- **WORK INSTRUCTIONS**:
Copy every line of the data that includes the string "安全培训教育到位".

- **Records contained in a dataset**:
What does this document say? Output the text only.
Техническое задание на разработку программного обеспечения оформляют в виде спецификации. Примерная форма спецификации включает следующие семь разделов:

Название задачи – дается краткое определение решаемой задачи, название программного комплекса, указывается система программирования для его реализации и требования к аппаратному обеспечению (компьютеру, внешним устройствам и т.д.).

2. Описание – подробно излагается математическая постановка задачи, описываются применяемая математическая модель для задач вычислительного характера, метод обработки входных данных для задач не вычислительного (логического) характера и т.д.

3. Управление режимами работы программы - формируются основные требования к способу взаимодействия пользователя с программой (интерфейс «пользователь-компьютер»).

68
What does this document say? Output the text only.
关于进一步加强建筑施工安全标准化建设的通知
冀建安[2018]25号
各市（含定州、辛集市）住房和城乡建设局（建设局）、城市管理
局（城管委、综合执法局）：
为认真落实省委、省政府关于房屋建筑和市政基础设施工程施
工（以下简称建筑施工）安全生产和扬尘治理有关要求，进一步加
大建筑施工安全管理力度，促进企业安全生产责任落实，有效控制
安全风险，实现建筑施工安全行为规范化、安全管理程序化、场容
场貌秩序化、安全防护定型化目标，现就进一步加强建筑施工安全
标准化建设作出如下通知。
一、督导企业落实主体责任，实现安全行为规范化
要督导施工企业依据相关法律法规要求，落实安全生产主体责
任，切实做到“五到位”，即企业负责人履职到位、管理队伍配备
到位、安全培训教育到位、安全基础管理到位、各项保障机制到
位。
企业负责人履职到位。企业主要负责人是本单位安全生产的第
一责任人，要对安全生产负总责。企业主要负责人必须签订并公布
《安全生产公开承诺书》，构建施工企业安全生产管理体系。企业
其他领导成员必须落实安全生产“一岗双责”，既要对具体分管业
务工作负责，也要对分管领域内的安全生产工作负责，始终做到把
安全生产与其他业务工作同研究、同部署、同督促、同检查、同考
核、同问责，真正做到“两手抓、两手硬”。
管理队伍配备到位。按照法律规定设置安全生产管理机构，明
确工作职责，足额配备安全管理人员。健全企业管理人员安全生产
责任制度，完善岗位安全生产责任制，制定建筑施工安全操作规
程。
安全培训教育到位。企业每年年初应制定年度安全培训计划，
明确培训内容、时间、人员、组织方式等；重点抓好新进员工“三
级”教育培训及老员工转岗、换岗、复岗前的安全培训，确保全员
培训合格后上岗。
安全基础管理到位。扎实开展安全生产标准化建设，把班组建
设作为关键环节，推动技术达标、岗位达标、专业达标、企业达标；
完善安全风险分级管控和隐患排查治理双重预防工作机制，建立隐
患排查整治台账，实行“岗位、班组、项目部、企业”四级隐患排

- **IN RESPONSE**:
到位、安全培训教育到位、安全基础管理到位、各项保障机制到
安全培训教育到位。企业每年年初应制定年度安全培训计划，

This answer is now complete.